What you need to do:
Give the number of lines containing "style" in this listing, with no other words.
----- Data for this exercise
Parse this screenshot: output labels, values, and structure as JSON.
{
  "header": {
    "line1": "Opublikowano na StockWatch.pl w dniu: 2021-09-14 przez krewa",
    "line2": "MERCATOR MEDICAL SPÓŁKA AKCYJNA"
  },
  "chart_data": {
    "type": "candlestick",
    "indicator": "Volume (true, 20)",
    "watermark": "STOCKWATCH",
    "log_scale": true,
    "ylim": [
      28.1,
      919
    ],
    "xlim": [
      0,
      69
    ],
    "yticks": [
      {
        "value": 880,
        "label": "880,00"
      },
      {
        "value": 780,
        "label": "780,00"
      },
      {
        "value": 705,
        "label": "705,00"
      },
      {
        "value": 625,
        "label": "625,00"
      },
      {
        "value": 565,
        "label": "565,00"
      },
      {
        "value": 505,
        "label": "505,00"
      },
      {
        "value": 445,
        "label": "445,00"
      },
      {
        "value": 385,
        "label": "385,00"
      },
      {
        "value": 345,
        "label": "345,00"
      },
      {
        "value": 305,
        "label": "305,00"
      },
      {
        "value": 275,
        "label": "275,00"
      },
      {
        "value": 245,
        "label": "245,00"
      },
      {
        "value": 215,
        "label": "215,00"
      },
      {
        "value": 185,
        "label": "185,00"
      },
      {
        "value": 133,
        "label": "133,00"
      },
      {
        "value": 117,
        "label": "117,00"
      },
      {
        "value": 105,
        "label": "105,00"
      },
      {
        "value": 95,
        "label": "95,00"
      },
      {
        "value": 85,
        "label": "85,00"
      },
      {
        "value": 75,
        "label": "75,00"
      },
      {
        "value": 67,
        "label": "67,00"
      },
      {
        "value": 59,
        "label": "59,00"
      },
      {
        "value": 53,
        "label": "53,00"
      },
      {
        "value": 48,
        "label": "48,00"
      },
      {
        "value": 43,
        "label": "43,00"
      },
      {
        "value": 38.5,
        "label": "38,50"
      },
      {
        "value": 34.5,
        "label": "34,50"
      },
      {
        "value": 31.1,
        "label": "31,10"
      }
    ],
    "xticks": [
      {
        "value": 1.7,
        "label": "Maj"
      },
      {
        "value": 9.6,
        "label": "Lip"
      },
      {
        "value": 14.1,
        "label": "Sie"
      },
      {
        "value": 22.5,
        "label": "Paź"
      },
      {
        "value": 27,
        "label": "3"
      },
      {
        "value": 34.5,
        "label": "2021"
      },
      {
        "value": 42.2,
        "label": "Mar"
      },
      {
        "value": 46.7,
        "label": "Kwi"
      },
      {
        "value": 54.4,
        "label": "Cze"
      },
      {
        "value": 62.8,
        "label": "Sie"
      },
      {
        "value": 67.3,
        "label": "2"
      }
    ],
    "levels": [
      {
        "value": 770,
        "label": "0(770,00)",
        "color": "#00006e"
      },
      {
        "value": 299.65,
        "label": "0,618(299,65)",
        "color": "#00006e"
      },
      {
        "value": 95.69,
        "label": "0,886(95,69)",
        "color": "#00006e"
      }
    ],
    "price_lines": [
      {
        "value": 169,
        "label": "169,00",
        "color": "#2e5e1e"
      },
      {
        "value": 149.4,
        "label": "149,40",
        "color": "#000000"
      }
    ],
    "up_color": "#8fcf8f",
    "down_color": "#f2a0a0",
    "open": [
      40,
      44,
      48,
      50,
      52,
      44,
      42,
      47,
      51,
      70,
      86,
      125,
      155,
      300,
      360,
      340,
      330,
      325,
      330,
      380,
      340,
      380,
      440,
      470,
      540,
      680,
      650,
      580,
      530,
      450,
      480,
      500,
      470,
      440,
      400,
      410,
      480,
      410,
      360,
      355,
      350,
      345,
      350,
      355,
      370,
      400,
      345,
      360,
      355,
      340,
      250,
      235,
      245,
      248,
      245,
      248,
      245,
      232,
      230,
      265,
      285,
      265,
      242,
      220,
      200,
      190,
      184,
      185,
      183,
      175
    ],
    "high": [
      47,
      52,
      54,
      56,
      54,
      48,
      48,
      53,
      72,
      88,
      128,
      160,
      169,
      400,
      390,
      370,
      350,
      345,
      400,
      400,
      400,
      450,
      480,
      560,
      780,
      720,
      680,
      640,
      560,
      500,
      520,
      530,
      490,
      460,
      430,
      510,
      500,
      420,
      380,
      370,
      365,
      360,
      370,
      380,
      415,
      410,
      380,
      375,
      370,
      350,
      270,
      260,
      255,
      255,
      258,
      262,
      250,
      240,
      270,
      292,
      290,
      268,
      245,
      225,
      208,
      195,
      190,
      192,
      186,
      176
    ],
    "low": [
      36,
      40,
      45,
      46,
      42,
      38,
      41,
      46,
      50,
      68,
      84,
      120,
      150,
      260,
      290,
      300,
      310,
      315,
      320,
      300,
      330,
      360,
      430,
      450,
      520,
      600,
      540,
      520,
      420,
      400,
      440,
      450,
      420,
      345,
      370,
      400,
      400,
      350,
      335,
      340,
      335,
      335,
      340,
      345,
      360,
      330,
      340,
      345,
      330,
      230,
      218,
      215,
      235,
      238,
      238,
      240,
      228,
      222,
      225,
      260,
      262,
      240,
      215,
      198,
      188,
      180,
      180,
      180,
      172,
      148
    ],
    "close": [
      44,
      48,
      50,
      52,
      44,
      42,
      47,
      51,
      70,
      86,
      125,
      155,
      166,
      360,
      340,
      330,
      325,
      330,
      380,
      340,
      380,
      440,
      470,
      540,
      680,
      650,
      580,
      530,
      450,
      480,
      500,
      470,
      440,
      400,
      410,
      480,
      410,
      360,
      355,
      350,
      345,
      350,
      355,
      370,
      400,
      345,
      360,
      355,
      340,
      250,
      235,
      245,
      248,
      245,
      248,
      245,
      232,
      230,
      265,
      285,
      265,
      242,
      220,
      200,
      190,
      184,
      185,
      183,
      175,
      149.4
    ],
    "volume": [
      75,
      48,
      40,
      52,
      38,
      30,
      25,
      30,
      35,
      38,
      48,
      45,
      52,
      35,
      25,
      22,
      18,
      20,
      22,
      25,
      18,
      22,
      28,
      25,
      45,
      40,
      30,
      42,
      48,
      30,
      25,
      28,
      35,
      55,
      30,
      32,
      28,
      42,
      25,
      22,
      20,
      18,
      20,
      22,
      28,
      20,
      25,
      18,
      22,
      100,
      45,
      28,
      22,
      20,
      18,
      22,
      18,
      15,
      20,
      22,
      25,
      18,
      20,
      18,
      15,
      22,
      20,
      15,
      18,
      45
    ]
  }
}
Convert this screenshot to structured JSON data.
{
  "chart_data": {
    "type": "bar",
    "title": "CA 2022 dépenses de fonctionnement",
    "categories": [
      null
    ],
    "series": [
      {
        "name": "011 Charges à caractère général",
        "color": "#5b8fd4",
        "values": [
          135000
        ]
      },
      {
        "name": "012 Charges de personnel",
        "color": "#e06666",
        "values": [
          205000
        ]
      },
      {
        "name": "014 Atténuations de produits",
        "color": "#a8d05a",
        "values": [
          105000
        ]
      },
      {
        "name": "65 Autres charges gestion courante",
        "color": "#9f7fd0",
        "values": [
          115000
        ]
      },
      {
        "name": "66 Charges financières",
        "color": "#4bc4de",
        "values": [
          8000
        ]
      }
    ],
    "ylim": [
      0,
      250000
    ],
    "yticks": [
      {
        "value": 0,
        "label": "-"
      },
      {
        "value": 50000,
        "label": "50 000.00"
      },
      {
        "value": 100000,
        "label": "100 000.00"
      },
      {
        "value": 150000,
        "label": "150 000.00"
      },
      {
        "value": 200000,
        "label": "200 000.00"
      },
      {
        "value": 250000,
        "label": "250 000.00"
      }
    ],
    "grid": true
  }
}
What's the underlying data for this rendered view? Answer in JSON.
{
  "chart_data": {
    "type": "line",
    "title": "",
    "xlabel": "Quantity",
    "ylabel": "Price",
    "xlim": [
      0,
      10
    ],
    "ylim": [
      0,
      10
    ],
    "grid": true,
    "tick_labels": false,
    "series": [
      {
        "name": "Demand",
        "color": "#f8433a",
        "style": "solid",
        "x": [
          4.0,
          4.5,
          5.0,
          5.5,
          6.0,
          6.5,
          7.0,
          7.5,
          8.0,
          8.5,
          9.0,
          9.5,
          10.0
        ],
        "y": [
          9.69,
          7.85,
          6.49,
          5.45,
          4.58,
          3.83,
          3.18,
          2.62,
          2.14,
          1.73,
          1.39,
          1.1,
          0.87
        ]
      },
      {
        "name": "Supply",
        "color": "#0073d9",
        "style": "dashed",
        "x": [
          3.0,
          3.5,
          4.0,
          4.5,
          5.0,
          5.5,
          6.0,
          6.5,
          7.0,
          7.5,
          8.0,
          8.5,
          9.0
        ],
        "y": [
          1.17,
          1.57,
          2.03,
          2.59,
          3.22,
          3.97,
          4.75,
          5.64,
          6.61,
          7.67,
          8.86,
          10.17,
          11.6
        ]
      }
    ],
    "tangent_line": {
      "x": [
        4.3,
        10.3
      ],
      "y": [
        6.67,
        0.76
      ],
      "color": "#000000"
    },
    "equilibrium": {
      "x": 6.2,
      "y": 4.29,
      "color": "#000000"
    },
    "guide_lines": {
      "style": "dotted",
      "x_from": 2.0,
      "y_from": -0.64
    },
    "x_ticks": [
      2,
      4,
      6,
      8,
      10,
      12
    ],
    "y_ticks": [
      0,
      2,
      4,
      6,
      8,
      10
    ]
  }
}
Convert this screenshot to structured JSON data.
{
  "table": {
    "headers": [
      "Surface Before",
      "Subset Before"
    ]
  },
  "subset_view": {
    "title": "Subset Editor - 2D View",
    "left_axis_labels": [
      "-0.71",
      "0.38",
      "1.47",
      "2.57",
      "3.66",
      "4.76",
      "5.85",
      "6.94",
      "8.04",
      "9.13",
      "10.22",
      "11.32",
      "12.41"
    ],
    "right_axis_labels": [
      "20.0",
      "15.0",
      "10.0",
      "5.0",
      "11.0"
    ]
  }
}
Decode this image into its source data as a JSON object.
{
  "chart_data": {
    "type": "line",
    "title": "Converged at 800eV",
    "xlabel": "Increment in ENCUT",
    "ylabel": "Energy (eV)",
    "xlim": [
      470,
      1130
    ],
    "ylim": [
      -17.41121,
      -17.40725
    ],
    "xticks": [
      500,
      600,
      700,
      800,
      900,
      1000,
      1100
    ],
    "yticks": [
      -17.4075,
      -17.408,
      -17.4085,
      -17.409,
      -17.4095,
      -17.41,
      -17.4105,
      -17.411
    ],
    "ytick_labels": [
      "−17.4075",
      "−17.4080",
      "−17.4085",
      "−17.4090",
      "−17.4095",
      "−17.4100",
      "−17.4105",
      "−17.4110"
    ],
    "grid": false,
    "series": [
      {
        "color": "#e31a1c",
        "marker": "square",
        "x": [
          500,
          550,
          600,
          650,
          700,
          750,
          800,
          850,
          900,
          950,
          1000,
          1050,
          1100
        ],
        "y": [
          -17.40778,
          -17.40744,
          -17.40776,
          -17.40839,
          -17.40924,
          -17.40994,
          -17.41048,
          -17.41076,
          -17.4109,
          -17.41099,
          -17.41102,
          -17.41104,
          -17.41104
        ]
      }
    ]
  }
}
----------
Response below:
3